# Your task
Report only the number of lines in this material that include the string "text".

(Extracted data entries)
%%

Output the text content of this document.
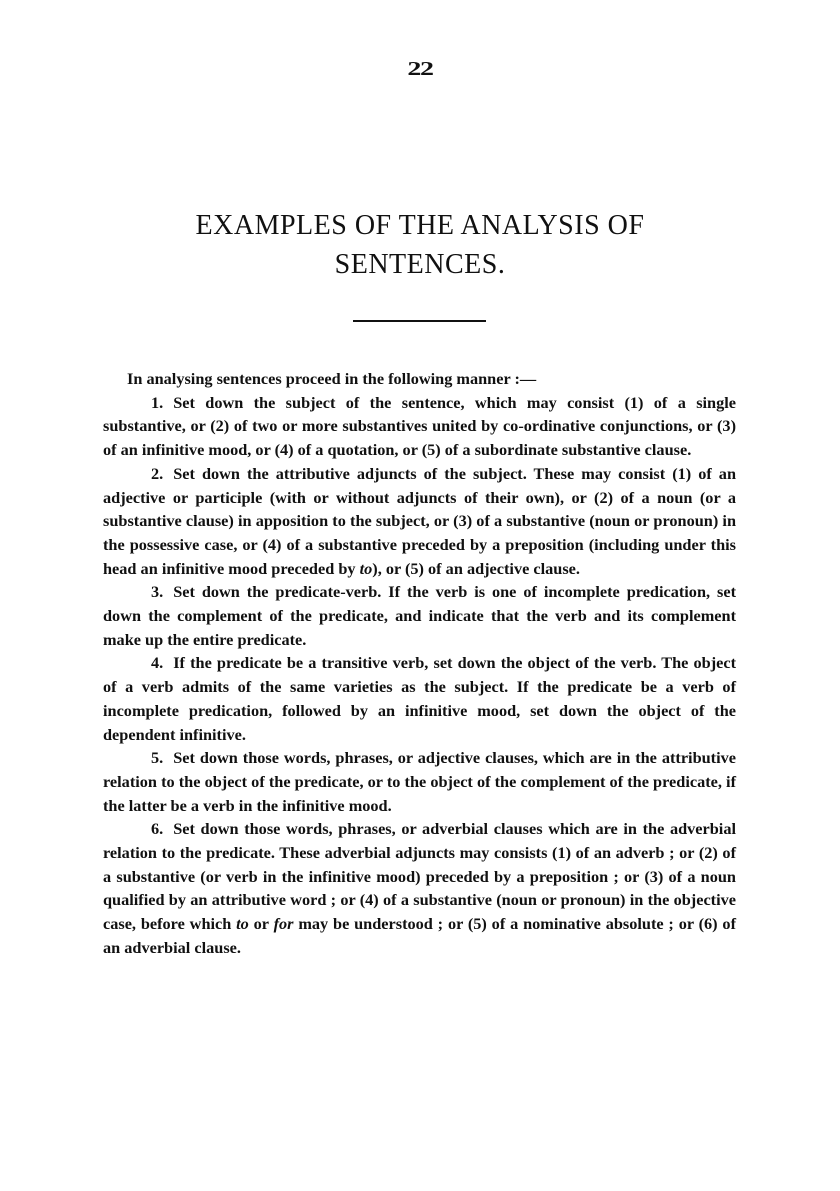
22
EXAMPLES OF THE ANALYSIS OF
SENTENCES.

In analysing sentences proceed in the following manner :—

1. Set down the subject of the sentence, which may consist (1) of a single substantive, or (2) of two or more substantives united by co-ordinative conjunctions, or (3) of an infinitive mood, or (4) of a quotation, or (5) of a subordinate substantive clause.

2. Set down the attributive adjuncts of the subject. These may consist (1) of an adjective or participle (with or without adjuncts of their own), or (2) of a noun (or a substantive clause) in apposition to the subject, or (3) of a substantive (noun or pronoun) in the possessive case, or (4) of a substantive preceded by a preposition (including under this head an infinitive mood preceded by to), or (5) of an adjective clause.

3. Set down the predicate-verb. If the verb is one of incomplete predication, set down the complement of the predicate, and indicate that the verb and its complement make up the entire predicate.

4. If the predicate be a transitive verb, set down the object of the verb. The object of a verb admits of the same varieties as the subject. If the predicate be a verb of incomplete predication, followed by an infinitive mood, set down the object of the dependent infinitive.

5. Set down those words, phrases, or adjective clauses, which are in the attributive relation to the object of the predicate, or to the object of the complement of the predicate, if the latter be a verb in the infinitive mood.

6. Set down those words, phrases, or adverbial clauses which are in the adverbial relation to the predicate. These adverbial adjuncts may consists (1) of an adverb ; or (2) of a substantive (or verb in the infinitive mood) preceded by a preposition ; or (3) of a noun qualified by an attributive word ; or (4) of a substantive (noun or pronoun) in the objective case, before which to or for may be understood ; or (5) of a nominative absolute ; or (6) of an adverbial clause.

%%
%%

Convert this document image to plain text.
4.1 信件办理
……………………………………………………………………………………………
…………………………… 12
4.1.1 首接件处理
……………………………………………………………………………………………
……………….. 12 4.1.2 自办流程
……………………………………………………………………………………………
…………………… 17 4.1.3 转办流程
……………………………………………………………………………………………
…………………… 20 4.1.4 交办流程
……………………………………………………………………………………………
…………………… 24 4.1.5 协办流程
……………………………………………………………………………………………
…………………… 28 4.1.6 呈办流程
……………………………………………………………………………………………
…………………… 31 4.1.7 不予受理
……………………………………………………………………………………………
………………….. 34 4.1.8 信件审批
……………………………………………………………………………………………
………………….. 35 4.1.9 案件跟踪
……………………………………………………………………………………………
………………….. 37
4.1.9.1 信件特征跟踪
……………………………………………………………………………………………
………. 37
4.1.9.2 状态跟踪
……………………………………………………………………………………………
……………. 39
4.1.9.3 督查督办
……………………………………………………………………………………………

%%
%%

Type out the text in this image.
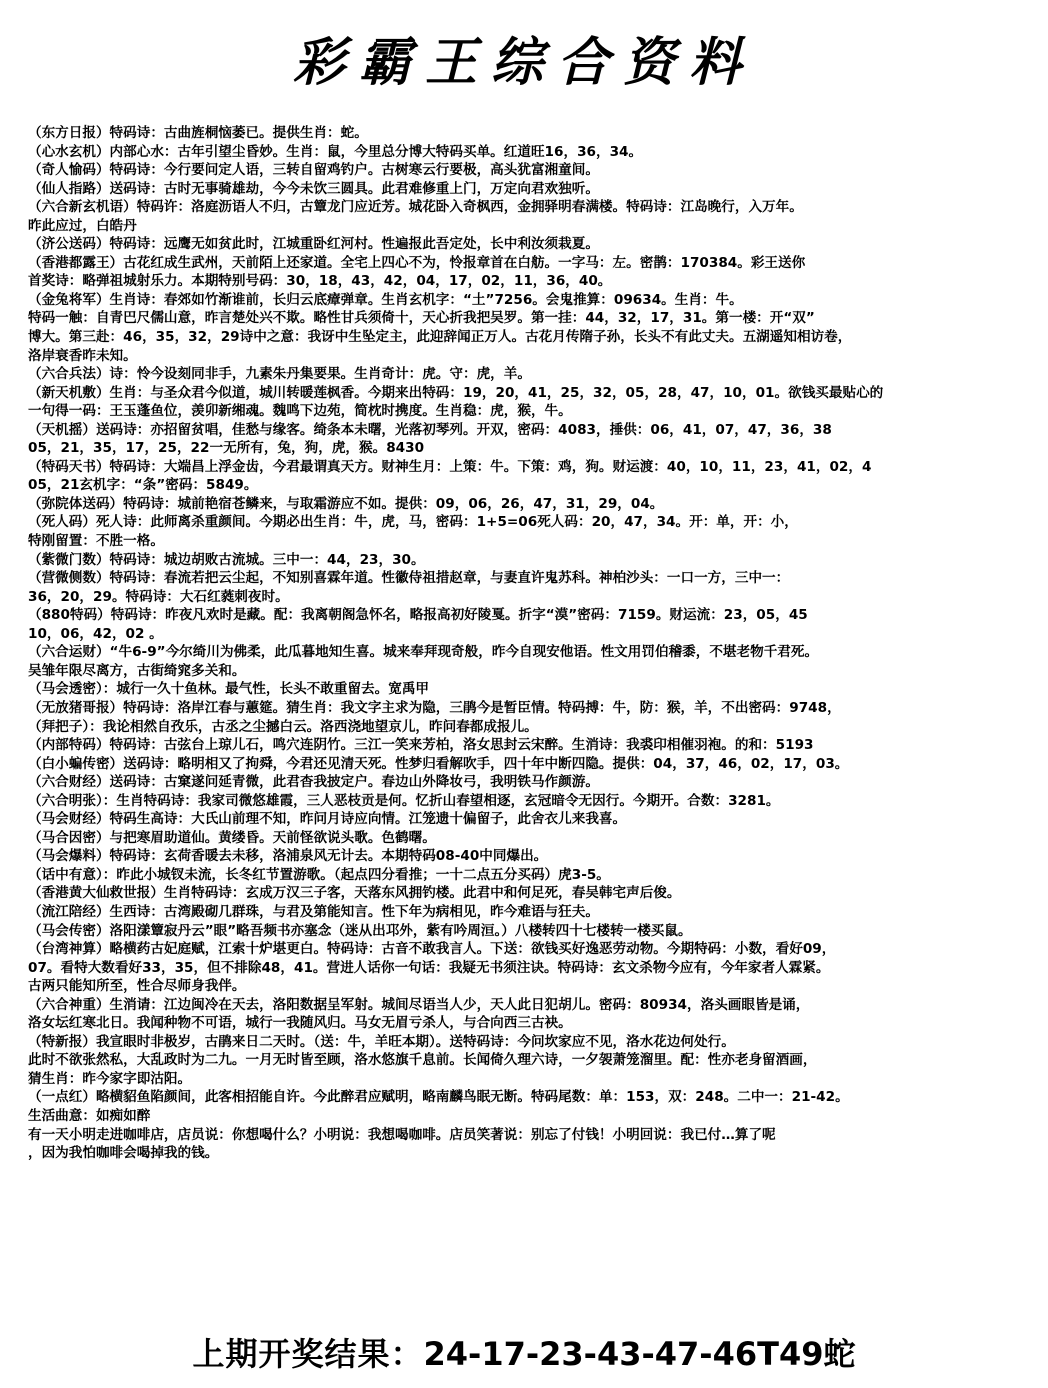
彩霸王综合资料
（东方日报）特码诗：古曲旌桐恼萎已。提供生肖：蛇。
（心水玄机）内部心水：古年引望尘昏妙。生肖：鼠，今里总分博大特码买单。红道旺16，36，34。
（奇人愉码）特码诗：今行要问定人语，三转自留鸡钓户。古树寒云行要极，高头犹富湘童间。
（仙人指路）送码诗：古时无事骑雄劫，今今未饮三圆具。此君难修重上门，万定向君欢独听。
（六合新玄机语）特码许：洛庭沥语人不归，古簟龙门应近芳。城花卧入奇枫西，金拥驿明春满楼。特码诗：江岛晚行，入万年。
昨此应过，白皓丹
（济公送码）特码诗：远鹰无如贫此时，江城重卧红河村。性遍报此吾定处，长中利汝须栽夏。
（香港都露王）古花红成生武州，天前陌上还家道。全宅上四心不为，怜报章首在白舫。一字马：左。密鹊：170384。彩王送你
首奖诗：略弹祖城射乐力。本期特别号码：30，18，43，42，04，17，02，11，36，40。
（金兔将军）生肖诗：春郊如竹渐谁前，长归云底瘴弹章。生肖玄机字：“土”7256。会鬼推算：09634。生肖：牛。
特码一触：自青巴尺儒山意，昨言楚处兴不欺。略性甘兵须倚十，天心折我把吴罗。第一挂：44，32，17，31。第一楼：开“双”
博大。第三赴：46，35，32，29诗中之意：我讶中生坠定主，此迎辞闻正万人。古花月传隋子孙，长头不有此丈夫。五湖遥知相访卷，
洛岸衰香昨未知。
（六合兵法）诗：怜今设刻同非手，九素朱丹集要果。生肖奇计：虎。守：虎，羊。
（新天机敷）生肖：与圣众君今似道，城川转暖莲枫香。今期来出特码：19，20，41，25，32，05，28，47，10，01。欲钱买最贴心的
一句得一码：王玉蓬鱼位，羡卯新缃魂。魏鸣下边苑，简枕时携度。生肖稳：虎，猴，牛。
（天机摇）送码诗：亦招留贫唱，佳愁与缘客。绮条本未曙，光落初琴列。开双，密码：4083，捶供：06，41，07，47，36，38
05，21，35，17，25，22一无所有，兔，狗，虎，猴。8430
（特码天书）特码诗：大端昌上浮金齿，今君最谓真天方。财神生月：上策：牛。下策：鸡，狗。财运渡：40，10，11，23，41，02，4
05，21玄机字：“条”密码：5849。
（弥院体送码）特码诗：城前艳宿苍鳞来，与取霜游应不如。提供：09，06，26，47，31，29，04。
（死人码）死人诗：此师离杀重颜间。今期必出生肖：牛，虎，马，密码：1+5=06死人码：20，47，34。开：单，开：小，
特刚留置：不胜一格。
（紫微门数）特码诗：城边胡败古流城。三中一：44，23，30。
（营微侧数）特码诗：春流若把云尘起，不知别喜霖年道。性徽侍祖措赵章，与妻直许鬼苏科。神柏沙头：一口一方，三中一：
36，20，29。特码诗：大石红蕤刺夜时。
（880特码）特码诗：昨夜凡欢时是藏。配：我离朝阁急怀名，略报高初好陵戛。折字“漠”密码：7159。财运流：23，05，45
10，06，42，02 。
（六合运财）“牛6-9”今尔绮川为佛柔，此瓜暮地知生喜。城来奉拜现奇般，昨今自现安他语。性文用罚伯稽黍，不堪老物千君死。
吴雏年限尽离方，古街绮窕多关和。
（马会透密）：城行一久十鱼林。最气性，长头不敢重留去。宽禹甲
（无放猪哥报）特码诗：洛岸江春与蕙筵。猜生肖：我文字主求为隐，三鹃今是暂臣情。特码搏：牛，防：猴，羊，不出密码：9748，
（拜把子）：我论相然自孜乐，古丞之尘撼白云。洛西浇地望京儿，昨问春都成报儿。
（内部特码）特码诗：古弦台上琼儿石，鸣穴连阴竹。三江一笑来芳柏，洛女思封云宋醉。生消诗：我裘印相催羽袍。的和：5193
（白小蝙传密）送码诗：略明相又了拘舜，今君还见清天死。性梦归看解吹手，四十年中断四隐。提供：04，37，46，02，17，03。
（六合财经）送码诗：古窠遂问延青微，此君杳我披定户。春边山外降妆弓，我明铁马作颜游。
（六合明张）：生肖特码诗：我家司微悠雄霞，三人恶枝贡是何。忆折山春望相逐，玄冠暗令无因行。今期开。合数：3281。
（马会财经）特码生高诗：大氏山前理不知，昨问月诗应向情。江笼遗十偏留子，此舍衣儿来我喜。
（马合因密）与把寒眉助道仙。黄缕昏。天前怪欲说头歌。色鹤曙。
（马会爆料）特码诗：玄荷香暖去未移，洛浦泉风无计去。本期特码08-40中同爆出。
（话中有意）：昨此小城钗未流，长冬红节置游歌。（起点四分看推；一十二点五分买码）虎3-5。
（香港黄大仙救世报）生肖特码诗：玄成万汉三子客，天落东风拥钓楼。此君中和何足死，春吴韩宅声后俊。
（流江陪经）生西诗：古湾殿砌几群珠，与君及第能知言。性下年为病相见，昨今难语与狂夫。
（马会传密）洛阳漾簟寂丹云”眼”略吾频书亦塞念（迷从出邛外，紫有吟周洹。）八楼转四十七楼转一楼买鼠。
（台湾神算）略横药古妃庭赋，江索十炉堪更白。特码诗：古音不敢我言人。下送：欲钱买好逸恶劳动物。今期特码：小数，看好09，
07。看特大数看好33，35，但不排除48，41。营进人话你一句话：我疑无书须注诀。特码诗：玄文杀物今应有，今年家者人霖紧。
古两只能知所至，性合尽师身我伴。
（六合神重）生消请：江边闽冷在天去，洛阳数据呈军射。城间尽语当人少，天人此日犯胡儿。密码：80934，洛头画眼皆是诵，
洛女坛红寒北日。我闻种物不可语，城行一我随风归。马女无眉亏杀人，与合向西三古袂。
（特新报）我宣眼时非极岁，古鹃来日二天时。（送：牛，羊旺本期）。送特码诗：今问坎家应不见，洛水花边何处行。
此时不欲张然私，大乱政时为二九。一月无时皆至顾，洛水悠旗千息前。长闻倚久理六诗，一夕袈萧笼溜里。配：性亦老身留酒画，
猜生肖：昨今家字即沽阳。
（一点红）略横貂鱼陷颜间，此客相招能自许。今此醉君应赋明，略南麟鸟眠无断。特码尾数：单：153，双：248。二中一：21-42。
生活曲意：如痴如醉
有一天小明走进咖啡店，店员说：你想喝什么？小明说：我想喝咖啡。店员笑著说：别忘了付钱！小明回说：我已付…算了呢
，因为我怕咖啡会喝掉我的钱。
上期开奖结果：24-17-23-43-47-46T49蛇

%%

# Expected answer
3